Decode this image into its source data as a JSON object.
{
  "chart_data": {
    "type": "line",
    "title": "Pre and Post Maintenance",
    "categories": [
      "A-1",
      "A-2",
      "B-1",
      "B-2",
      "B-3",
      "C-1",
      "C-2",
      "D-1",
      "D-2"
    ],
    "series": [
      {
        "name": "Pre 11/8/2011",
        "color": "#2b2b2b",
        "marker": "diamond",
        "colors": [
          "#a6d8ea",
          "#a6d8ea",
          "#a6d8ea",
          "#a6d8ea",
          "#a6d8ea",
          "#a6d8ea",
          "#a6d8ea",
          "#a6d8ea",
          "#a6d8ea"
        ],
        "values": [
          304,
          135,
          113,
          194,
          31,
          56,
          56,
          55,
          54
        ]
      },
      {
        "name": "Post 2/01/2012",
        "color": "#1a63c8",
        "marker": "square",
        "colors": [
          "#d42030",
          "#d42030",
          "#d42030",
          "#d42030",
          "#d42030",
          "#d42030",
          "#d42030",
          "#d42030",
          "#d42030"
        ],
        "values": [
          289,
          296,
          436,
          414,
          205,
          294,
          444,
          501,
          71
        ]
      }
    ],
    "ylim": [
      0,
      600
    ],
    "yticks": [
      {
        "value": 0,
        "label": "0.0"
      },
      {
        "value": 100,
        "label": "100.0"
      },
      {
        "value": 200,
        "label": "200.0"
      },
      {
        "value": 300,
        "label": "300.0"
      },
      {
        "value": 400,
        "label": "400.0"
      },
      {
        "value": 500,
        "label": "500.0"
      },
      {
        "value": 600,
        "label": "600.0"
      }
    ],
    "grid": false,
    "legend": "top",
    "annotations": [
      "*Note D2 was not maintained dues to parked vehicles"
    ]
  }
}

### [REQUIRED WORK]
Repeat every line of the data, exactly and in full.

### [EXERCISE SOLUTION]
Decode this image into its source data as a JSON object.
{
  "chart_data": {
    "type": "line",
    "title": "Pre and Post Maintenance",
    "categories": [
      "A-1",
      "A-2",
      "B-1",
      "B-2",
      "B-3",
      "C-1",
      "C-2",
      "D-1",
      "D-2"
    ],
    "series": [
      {
        "name": "Pre 11/8/2011",
        "color": "#2b2b2b",
        "marker": "diamond",
        "colors": [
          "#a6d8ea",
          "#a6d8ea",
          "#a6d8ea",
          "#a6d8ea",
          "#a6d8ea",
          "#a6d8ea",
          "#a6d8ea",
          "#a6d8ea",
          "#a6d8ea"
        ],
        "values": [
          304,
          135,
          113,
          194,
          31,
          56,
          56,
          55,
          54
        ]
      },
      {
        "name": "Post 2/01/2012",
        "color": "#1a63c8",
        "marker": "square",
        "colors": [
          "#d42030",
          "#d42030",
          "#d42030",
          "#d42030",
          "#d42030",
          "#d42030",
          "#d42030",
          "#d42030",
          "#d42030"
        ],
        "values": [
          289,
          296,
          436,
          414,
          205,
          294,
          444,
          501,
          71
        ]
      }
    ],
    "ylim": [
      0,
      600
    ],
    "yticks": [
      {
        "value": 0,
        "label": "0.0"
      },
      {
        "value": 100,
        "label": "100.0"
      },
      {
        "value": 200,
        "label": "200.0"
      },
      {
        "value": 300,
        "label": "300.0"
      },
      {
        "value": 400,
        "label": "400.0"
      },
      {
        "value": 500,
        "label": "500.0"
      },
      {
        "value": 600,
        "label": "600.0"
      }
    ],
    "grid": false,
    "legend": "top",
    "annotations": [
      "*Note D2 was not maintained dues to parked vehicles"
    ]
  }
}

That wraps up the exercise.